[Figure record extracts]

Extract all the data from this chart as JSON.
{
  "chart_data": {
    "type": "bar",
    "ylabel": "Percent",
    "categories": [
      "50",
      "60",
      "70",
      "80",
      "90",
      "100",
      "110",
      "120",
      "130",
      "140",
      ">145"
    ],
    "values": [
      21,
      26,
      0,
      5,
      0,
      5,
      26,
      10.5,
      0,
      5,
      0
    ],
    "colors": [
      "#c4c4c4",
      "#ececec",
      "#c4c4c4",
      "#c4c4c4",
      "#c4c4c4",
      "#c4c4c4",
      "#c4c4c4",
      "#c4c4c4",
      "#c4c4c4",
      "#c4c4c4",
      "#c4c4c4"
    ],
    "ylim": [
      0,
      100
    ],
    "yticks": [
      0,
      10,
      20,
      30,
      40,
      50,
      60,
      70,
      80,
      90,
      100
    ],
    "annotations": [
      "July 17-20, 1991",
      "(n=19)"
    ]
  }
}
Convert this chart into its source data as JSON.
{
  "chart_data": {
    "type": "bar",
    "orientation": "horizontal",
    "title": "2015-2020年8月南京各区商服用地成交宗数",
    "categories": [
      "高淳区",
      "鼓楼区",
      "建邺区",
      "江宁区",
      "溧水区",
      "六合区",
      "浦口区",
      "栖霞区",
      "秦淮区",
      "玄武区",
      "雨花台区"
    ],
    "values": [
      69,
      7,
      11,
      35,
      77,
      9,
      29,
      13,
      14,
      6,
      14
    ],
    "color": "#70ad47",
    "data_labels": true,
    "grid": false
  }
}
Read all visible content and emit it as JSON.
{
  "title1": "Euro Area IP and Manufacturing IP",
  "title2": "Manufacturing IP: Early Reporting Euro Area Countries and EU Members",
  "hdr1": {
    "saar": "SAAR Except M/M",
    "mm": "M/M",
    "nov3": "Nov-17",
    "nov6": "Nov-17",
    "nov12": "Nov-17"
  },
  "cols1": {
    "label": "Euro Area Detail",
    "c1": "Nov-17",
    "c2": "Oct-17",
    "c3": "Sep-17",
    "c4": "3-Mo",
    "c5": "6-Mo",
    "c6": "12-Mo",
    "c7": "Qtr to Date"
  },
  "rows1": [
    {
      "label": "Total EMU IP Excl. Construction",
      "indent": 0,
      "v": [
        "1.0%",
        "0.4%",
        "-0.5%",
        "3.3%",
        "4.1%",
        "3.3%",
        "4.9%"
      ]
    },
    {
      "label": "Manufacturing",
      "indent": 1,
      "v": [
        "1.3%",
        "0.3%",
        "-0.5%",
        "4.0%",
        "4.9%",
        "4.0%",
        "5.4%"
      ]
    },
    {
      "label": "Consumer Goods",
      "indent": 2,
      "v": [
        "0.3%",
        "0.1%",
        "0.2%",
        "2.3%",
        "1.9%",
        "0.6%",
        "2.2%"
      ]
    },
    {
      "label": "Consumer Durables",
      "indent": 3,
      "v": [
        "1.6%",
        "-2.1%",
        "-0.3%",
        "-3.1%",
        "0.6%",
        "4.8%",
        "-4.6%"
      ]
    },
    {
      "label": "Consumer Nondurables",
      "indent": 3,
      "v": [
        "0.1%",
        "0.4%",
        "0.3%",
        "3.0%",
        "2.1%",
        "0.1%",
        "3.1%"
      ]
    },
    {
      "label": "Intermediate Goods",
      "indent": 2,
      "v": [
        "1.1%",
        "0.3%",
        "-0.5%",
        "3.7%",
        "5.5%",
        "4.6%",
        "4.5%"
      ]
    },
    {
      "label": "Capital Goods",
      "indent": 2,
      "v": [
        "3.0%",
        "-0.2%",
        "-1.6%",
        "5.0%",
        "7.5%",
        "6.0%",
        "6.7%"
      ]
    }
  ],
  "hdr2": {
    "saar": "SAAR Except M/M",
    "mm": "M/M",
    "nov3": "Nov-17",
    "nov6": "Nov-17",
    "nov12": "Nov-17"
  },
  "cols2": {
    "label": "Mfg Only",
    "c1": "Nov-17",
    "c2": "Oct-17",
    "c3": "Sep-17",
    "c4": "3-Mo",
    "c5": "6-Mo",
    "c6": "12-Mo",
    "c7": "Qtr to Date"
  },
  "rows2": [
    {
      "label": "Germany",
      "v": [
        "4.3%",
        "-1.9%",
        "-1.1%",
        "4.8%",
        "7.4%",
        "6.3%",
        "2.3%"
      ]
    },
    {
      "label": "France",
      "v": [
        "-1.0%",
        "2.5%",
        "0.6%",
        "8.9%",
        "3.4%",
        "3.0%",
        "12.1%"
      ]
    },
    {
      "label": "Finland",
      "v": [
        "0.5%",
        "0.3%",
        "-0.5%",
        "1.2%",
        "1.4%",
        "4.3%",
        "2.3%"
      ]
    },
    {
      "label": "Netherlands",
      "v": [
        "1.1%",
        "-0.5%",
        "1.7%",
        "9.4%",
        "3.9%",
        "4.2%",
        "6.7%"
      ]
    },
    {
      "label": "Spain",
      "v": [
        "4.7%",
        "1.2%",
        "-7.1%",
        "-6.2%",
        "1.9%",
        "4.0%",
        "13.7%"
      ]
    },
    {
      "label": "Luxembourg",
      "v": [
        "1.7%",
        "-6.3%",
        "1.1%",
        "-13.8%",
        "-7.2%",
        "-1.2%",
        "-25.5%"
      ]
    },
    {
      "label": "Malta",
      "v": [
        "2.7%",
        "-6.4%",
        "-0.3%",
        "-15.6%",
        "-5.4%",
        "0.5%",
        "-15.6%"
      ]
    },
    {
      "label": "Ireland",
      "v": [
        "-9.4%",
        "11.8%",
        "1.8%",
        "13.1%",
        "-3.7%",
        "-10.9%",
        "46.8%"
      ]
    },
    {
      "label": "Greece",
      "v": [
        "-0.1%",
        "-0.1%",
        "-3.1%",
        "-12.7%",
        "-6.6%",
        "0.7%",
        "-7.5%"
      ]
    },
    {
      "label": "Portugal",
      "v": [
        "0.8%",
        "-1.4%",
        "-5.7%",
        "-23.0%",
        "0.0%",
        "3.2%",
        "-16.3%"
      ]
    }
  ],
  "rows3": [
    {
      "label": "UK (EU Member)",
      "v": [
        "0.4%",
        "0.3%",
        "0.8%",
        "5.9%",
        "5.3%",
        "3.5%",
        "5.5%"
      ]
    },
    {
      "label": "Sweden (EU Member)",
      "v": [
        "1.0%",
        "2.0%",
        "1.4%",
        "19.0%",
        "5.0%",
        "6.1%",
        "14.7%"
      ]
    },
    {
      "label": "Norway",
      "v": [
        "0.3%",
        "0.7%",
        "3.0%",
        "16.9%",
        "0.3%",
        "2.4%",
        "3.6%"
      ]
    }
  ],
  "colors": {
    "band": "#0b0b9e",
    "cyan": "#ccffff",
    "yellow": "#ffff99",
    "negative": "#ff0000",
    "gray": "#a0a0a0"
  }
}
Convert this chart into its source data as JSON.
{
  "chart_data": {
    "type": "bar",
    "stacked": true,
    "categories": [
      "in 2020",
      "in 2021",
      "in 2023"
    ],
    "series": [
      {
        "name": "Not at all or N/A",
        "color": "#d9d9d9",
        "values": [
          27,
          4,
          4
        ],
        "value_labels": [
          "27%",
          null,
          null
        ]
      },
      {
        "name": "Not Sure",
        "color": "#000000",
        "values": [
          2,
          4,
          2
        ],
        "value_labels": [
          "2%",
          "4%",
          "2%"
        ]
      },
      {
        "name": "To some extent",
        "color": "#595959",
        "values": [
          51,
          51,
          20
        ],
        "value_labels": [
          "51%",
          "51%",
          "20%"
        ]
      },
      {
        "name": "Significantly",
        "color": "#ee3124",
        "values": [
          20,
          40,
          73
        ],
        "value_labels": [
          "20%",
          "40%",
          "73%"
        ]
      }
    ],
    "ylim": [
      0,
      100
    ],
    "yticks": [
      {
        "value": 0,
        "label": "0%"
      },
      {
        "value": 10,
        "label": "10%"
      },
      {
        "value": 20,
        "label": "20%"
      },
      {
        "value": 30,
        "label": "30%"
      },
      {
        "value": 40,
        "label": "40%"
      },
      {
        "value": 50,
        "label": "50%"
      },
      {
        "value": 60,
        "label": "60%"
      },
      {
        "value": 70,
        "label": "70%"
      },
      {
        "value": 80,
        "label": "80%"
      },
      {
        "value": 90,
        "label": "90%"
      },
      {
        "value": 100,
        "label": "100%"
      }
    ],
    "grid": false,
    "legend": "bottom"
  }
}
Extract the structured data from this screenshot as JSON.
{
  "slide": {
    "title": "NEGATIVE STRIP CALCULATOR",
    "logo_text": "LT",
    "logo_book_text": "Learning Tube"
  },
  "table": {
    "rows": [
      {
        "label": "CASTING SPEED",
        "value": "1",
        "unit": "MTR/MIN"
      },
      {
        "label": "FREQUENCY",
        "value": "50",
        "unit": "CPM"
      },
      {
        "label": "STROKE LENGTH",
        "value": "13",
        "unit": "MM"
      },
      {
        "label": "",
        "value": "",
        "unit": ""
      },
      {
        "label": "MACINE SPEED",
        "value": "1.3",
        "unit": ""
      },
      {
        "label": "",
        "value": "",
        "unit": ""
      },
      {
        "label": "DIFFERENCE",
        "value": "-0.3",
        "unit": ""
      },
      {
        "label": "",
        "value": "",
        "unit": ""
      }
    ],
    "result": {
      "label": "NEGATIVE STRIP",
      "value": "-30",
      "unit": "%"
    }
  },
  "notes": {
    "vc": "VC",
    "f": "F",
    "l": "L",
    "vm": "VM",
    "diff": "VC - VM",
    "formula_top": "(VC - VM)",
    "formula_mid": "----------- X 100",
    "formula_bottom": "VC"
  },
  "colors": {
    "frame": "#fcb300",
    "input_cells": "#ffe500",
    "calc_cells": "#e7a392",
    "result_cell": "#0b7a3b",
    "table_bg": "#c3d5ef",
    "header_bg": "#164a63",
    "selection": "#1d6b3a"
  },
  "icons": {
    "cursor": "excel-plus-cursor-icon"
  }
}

◆ Exercise brief
Find every line in the records above that holds the word "STRIP", and copy each one.

◆ Result of the task
    "title": "NEGATIVE STRIP CALCULATOR",
      "label": "NEGATIVE STRIP",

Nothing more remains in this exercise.